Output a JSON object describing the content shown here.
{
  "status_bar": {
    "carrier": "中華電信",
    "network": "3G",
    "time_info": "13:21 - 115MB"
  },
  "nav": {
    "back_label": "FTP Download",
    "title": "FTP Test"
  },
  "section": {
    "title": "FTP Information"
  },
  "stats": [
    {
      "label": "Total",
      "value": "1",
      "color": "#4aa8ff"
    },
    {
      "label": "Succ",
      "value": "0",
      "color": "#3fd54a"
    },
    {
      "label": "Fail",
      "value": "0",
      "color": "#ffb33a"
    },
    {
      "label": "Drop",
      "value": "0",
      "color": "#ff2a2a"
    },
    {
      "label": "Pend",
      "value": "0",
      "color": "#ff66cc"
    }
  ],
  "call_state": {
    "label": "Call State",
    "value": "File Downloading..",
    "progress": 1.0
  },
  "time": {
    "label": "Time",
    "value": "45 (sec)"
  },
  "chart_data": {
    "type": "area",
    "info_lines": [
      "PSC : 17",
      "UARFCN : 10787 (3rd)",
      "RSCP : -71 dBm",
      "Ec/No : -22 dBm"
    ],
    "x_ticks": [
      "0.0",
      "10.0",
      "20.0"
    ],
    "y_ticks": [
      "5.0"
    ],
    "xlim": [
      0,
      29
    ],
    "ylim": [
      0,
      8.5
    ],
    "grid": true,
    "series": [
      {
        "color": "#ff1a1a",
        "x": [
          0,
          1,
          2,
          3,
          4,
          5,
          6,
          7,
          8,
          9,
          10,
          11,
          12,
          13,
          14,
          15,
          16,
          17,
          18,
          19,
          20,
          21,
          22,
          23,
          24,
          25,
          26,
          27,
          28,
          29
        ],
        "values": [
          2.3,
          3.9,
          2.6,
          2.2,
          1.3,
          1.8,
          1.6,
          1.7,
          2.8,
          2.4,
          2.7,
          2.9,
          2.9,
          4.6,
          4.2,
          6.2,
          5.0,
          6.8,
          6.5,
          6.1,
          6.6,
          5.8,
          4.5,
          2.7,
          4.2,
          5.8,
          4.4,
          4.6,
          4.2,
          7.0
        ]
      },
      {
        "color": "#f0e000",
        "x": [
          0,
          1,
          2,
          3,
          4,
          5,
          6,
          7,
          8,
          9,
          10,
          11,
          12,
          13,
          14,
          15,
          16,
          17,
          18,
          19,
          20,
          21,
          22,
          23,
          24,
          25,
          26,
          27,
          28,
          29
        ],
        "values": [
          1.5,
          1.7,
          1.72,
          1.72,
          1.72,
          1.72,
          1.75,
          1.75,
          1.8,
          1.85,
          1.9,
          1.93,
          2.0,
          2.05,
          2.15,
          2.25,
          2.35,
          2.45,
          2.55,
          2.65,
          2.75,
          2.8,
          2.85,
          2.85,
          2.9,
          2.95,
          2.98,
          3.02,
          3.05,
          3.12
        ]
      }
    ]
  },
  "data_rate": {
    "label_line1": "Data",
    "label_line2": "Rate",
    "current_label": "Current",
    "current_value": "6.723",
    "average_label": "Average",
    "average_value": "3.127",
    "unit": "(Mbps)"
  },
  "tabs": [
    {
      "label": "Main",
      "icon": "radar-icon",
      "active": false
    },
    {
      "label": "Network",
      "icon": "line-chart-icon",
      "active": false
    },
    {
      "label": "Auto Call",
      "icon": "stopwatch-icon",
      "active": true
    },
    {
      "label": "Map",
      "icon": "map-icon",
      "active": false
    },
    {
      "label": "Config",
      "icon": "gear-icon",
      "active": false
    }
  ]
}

════════

* Task instructions *
Of the lines in the entries, how many include the word "icon"? State only the number.

* Written solution *
5